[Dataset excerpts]
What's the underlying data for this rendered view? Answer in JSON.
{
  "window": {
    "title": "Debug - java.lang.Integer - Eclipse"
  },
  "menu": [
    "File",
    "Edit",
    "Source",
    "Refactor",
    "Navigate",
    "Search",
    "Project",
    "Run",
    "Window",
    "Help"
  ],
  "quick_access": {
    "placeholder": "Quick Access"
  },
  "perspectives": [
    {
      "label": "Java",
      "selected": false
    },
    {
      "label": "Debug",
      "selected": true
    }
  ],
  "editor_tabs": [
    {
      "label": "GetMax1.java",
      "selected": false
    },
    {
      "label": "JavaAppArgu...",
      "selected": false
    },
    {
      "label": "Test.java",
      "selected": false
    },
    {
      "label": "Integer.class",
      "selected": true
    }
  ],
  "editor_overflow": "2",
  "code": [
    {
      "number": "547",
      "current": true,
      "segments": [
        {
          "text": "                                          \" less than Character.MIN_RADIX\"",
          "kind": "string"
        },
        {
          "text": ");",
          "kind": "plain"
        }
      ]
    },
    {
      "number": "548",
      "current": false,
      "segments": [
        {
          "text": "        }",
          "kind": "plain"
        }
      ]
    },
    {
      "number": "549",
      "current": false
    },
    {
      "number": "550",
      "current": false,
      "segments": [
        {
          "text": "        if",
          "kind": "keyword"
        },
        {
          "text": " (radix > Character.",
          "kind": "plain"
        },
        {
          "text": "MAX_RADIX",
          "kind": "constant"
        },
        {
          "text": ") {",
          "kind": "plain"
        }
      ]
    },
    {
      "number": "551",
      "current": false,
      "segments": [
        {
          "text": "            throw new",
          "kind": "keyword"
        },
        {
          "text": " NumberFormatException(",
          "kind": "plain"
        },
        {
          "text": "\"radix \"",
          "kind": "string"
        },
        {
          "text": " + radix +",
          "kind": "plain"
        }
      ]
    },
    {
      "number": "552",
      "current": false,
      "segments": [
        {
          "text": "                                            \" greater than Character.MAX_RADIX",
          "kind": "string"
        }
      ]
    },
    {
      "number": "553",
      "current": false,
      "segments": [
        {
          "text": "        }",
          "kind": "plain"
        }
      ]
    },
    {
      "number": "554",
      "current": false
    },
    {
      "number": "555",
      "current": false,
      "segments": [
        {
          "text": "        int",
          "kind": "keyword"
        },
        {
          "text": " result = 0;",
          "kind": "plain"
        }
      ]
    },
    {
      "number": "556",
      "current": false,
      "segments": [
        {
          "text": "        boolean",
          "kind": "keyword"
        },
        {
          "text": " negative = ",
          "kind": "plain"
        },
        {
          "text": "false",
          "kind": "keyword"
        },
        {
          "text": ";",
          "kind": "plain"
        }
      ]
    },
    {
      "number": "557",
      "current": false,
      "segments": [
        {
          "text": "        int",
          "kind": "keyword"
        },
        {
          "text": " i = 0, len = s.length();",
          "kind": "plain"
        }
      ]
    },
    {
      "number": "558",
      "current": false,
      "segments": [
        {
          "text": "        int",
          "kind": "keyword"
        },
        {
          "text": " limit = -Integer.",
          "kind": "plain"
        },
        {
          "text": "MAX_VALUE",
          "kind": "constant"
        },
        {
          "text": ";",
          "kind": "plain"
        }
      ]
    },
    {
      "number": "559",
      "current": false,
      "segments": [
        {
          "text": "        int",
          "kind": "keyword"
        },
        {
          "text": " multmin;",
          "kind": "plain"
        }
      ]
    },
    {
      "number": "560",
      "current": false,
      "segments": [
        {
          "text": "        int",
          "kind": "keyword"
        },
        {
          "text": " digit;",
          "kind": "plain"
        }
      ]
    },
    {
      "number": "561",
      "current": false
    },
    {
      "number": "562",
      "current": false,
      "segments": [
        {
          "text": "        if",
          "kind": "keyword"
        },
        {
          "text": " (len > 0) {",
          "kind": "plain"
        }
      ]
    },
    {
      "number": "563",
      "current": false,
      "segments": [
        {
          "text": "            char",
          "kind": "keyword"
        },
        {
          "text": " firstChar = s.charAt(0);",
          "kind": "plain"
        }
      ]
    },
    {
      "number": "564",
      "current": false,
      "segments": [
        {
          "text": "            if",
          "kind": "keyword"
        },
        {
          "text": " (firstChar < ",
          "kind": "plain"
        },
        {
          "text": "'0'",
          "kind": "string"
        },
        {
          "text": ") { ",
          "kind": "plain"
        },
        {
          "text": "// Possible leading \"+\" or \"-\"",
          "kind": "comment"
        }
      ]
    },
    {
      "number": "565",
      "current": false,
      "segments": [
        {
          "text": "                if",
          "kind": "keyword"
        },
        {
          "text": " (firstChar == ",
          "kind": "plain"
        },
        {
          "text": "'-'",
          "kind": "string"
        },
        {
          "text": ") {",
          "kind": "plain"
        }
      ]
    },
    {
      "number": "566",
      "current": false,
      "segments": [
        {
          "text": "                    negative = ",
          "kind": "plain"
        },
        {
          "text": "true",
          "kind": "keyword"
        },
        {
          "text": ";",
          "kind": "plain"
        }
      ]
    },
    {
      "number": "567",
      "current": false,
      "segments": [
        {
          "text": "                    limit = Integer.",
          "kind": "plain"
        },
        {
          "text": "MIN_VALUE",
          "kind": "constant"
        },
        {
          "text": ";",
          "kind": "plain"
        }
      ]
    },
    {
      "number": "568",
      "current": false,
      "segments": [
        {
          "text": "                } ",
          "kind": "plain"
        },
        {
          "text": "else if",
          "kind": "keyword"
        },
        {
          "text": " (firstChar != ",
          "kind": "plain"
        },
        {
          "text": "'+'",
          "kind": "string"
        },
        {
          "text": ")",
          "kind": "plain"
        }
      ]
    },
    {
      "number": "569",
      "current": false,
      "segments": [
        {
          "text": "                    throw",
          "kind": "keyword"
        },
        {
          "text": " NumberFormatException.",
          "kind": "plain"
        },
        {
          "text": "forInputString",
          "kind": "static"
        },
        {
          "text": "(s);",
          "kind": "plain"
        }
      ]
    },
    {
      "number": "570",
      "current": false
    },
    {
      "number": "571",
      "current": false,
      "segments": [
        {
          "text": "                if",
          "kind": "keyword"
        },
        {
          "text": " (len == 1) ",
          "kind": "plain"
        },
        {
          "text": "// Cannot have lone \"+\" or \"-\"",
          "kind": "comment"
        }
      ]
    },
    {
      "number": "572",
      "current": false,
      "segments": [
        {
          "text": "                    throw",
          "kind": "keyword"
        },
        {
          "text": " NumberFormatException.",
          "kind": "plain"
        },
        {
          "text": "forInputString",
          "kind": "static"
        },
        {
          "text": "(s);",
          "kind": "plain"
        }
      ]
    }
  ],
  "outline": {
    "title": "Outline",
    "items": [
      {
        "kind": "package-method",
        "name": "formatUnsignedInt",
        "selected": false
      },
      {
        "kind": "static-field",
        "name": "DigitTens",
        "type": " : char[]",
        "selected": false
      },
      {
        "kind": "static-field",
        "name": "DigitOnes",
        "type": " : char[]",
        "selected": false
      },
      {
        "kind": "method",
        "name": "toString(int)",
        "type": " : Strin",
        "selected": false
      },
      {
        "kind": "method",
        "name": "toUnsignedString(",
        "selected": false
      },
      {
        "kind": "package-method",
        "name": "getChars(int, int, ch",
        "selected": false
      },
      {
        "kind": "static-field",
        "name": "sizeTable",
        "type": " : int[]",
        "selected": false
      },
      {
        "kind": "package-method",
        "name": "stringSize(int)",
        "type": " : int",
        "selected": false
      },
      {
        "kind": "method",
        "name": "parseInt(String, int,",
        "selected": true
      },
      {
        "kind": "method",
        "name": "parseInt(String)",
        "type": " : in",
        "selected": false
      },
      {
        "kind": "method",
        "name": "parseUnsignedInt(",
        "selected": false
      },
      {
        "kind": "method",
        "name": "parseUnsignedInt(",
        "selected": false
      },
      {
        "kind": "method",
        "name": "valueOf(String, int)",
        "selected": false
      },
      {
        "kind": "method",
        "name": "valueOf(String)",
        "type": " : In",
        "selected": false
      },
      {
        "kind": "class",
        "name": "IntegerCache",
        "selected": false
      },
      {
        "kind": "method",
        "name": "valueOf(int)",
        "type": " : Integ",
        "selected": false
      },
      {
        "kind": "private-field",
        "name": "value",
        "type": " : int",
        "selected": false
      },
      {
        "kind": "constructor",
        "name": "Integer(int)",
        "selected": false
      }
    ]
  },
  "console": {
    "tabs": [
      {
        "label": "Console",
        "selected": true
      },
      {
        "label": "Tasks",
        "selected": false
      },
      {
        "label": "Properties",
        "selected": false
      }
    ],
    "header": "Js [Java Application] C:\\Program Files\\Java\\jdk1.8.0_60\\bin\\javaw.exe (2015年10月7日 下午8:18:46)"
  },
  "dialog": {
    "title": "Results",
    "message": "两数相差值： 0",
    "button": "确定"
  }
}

_BRIEF_
Looking at the entries above, how many lines contain the word "limit"? Answer with the number alone.

_RESPONSE_
2